Start of Extracted information
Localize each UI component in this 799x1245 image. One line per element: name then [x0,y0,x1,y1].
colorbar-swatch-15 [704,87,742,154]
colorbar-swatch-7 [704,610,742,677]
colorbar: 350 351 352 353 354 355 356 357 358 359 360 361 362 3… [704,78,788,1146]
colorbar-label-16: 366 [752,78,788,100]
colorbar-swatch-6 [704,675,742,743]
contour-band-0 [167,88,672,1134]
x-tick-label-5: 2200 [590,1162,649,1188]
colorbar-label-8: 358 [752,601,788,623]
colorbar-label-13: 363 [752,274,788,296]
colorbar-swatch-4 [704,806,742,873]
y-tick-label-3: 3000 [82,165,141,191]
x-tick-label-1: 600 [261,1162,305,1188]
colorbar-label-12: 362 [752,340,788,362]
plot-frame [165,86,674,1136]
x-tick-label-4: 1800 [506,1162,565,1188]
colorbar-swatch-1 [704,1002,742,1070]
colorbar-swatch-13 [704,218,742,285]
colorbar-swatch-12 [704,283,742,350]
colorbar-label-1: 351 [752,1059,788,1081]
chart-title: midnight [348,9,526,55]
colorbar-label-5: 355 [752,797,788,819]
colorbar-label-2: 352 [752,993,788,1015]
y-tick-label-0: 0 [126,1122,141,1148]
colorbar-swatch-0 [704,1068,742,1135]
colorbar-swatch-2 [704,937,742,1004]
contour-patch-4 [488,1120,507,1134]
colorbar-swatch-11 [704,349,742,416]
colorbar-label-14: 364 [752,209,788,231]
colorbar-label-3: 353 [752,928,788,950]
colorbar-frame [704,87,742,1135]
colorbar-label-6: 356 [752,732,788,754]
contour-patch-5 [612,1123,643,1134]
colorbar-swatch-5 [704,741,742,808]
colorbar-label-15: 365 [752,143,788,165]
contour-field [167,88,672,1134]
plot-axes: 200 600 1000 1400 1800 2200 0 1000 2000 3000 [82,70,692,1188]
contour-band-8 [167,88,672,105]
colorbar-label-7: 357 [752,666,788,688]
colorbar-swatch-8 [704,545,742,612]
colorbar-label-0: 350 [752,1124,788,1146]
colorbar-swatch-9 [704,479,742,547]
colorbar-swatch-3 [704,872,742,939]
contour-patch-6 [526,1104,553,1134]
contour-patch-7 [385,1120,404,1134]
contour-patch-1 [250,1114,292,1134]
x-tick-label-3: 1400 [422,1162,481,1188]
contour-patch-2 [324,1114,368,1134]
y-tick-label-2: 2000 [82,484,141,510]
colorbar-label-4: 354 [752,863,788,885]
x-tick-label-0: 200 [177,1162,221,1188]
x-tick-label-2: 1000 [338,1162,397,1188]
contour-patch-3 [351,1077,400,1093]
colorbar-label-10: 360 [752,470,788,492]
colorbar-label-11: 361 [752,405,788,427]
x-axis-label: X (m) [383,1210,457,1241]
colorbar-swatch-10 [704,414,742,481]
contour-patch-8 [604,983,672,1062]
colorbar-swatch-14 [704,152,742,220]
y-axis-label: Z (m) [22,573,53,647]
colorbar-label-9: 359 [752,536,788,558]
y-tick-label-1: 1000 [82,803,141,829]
End of Extracted information
§ **Given problem**:
Lay out the entries above as a numbered list. Start with their first line and go through the line containing "x-tick-label-2: 1000 [338,1162,397,1188]", including both, and leave out any blank lines.

§ **Worked answer**:
1. Localize each UI component in this 799x1245 image. One line per element: name then [x0,y0,x1,y1].
2. colorbar-swatch-15 [704,87,742,154]
3. colorbar-swatch-7 [704,610,742,677]
4. colorbar: 350 351 352 353 354 355 356 357 358 359 360 361 362 3… [704,78,788,1146]
5. colorbar-label-16: 366 [752,78,788,100]
6. colorbar-swatch-6 [704,675,742,743]
7. contour-band-0 [167,88,672,1134]
8. x-tick-label-5: 2200 [590,1162,649,1188]
9. colorbar-label-8: 358 [752,601,788,623]
10. colorbar-label-13: 363 [752,274,788,296]
11. colorbar-swatch-4 [704,806,742,873]
12. y-tick-label-3: 3000 [82,165,141,191]
13. x-tick-label-1: 600 [261,1162,305,1188]
14. colorbar-label-12: 362 [752,340,788,362]
15. plot-frame [165,86,674,1136]
16. x-tick-label-4: 1800 [506,1162,565,1188]
17. colorbar-swatch-1 [704,1002,742,1070]
18. colorbar-swatch-13 [704,218,742,285]
19. colorbar-swatch-12 [704,283,742,350]
20. colorbar-label-1: 351 [752,1059,788,1081]
21. chart-title: midnight [348,9,526,55]
22. colorbar-label-5: 355 [752,797,788,819]
23. colorbar-label-2: 352 [752,993,788,1015]
24. y-tick-label-0: 0 [126,1122,141,1148]
25. colorbar-swatch-0 [704,1068,742,1135]
26. colorbar-swatch-2 [704,937,742,1004]
27. contour-patch-4 [488,1120,507,1134]
28. colorbar-swatch-11 [704,349,742,416]
29. colorbar-label-14: 364 [752,209,788,231]
30. colorbar-label-3: 353 [752,928,788,950]
31. colorbar-frame [704,87,742,1135]
32. colorbar-label-6: 356 [752,732,788,754]
33. contour-patch-5 [612,1123,643,1134]
34. colorbar-swatch-5 [704,741,742,808]
35. colorbar-label-15: 365 [752,143,788,165]
36. contour-field [167,88,672,1134]
37. plot-axes: 200 600 1000 1400 1800 2200 0 1000 2000 3000 [82,70,692,1188]
38. contour-band-8 [167,88,672,105]
39. colorbar-label-7: 357 [752,666,788,688]
40. colorbar-swatch-8 [704,545,742,612]
41. colorbar-label-0: 350 [752,1124,788,1146]
42. colorbar-swatch-9 [704,479,742,547]
43. colorbar-swatch-3 [704,872,742,939]
44. contour-patch-6 [526,1104,553,1134]
45. contour-patch-7 [385,1120,404,1134]
46. contour-patch-1 [250,1114,292,1134]
47. x-tick-label-3: 1400 [422,1162,481,1188]
48. contour-patch-2 [324,1114,368,1134]
49. y-tick-label-2: 2000 [82,484,141,510]
50. colorbar-label-4: 354 [752,863,788,885]
51. x-tick-label-0: 200 [177,1162,221,1188]
52. x-tick-label-2: 1000 [338,1162,397,1188]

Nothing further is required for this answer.